__RECORD SET__:
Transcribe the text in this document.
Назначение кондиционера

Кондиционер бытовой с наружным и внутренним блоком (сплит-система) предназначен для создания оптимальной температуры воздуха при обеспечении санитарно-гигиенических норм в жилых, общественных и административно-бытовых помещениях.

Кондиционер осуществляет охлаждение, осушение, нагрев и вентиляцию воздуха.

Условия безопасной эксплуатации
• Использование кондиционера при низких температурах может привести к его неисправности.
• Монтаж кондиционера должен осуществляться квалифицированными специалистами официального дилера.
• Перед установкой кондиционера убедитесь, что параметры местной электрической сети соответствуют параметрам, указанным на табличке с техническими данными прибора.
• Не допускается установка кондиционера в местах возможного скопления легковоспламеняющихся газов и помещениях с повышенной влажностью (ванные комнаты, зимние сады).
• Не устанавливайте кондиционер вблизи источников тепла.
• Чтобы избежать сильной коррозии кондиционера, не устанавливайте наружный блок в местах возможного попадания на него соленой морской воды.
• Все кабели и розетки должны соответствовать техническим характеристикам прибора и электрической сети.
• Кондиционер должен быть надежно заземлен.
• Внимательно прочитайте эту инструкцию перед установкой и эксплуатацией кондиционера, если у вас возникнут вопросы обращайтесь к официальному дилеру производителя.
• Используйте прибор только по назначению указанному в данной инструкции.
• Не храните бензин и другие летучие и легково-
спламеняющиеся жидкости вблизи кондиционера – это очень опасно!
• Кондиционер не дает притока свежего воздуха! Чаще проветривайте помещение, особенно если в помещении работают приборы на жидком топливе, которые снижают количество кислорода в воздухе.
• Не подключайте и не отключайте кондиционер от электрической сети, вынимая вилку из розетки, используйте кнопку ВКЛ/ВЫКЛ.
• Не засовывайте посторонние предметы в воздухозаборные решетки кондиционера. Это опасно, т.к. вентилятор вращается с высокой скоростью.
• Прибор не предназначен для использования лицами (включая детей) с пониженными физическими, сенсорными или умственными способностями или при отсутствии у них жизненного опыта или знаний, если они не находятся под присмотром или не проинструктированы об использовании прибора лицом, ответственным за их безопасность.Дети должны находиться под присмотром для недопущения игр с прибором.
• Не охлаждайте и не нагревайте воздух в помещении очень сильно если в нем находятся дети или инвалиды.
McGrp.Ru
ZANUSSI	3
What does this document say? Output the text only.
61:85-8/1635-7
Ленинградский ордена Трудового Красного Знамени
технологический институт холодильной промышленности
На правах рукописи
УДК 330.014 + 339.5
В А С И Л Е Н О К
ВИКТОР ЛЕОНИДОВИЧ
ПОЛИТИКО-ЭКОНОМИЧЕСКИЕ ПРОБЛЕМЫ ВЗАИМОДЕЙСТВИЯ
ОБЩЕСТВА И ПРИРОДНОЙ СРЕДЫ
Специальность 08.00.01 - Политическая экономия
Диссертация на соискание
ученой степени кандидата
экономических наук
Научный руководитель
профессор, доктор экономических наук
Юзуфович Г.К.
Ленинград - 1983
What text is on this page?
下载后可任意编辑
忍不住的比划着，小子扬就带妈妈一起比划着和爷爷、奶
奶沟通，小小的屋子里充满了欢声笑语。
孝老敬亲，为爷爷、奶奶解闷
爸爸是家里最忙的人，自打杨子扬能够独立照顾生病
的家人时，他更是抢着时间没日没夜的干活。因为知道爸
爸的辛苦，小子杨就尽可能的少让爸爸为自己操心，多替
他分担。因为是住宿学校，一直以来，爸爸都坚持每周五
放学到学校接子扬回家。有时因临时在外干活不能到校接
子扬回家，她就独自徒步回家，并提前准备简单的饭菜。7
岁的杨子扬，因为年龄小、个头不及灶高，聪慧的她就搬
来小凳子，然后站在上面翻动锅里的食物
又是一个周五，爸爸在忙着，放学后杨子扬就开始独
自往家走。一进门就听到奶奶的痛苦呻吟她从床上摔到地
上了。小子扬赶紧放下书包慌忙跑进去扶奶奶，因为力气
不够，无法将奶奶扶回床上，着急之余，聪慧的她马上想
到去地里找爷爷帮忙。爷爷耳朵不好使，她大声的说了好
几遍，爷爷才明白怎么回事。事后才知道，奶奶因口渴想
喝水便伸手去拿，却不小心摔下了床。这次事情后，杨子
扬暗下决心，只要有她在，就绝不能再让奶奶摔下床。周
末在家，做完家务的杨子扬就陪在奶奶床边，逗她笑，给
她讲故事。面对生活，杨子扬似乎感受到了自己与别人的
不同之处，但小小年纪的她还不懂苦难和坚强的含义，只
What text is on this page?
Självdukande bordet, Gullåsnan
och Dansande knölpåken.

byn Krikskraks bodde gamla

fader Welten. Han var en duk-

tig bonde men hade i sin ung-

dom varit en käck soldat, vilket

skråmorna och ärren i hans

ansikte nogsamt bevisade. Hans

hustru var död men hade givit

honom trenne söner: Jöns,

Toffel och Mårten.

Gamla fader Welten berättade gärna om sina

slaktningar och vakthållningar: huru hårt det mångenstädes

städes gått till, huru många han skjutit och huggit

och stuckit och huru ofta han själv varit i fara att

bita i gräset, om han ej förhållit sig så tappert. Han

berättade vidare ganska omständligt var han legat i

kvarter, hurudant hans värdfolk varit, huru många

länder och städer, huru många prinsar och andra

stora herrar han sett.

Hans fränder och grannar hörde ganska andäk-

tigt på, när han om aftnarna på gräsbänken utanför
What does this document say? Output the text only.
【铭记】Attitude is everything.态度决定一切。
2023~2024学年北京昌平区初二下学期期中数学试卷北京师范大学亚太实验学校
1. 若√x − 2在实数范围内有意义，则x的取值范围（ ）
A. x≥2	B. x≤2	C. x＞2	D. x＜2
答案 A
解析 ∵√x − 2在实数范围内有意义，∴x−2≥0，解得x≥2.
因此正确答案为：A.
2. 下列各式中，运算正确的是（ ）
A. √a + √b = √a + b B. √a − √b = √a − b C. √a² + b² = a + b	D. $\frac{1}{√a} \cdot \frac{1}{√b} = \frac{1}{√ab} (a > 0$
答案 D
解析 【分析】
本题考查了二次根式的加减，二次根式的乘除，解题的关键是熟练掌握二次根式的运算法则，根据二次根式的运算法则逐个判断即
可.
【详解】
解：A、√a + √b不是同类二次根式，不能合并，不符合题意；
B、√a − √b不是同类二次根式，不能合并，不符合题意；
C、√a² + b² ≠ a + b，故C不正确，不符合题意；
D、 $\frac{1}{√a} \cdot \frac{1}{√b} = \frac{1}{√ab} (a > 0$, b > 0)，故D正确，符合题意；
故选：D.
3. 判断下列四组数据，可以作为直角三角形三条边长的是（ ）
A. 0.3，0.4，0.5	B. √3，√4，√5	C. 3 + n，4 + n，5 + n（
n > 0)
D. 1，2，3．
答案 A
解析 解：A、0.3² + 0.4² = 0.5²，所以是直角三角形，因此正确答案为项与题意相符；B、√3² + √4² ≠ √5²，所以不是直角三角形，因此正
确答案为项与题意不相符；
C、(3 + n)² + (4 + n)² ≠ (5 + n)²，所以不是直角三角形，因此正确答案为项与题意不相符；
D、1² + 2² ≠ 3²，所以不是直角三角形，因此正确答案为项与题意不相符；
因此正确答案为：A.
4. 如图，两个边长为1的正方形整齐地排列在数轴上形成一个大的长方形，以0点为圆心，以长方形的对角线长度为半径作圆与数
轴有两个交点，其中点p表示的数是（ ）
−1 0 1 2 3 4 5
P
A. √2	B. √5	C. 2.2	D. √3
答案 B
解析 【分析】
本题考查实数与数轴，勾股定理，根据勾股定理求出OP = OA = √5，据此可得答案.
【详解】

__WHAT YOU WILL DO__: Extract all lines containing the word "установкой".

__RESULT BELOW__:
• Перед установкой кондиционера убедитесь, что параметры местной электрической сети соответствуют параметрам, указанным на табличке с техническими данными прибора.
• Внимательно прочитайте эту инструкцию перед установкой и эксплуатацией кондиционера, если у вас возникнут вопросы обращайтесь к официальному дилеру производителя.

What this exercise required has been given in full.